§ Stated exercise: Go through the entries below, tally each line with the string "参加体检", and give the final number by itself.

§ Exercise inputs:

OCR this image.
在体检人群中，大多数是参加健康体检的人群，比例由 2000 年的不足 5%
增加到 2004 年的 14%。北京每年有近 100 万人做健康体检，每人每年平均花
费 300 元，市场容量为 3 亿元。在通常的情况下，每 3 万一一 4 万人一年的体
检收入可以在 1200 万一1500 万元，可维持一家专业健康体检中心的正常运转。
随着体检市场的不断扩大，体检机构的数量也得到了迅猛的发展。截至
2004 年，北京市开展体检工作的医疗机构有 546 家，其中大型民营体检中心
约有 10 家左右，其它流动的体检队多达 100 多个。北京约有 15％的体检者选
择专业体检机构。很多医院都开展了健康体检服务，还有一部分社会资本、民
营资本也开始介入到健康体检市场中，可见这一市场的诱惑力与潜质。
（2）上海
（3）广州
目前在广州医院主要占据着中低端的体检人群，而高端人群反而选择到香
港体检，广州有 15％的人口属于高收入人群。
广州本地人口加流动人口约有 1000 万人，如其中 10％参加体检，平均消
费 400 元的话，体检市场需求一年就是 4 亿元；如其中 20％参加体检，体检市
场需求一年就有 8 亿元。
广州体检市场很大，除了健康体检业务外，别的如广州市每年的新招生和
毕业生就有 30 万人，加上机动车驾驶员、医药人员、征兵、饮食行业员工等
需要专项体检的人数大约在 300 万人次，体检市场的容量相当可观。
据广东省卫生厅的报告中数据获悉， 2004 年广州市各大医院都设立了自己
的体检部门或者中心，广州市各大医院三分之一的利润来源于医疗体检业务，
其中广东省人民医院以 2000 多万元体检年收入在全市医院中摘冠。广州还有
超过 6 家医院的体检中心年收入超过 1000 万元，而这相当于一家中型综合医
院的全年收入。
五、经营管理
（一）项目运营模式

§ Worked solution: 2